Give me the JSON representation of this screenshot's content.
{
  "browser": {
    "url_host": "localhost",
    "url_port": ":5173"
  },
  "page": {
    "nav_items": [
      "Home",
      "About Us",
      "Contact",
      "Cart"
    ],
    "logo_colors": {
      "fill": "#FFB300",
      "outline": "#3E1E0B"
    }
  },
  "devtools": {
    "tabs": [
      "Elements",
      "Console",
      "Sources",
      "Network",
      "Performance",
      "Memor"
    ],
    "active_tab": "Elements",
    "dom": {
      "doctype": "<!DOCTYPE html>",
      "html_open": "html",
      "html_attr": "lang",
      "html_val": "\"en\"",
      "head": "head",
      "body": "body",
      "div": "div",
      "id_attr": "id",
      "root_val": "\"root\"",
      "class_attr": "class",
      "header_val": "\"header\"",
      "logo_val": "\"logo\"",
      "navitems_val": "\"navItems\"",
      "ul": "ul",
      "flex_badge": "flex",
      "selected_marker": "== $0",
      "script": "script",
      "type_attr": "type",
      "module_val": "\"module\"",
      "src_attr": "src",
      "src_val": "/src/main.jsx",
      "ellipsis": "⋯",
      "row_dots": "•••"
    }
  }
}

#####

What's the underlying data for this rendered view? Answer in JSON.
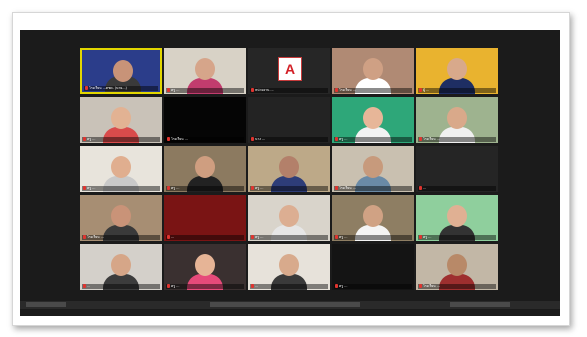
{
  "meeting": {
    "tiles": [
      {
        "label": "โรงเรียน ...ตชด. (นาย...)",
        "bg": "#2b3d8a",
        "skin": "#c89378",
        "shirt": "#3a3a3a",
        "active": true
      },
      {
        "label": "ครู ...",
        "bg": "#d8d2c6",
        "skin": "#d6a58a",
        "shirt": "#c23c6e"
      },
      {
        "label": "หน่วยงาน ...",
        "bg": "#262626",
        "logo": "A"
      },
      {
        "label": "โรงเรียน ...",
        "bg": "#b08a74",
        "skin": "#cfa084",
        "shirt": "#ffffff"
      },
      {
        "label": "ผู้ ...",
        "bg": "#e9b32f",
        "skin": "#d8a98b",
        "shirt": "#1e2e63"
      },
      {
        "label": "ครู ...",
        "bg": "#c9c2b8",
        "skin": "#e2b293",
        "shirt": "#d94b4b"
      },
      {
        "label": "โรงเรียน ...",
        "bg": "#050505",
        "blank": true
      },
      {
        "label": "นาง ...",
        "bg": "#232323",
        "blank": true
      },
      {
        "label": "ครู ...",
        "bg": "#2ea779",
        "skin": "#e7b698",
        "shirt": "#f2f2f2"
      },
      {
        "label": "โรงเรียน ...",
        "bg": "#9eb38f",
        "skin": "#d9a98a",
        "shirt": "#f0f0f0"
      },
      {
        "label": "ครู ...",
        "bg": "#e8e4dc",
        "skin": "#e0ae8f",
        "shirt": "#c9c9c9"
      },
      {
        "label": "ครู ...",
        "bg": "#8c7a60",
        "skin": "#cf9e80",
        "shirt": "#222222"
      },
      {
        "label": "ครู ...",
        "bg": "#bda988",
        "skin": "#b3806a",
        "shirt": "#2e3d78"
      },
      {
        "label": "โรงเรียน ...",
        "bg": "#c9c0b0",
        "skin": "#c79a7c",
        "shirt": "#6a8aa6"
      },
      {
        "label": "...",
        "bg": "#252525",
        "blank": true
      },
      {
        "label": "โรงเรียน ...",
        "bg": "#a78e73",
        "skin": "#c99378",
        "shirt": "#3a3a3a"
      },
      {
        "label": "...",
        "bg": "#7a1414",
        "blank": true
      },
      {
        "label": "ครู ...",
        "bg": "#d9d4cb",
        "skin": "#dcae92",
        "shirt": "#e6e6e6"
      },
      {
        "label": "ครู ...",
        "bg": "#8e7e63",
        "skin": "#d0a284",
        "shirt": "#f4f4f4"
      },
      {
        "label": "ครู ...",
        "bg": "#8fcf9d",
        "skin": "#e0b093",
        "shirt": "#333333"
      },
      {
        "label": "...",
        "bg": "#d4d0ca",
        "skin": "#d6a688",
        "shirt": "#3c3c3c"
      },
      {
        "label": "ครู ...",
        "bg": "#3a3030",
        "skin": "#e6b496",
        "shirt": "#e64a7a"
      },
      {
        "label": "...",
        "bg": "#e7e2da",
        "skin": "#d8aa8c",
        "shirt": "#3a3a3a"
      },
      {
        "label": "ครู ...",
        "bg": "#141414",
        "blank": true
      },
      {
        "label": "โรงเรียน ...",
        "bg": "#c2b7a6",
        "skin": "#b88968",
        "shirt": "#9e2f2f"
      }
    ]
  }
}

#####

**Exercise:** Pull every line containing "this" from the material above.

**Correct answer:**
Give me the JSON representation of this screenshot's content.
What's the underlying data for this rendered view? Answer in JSON.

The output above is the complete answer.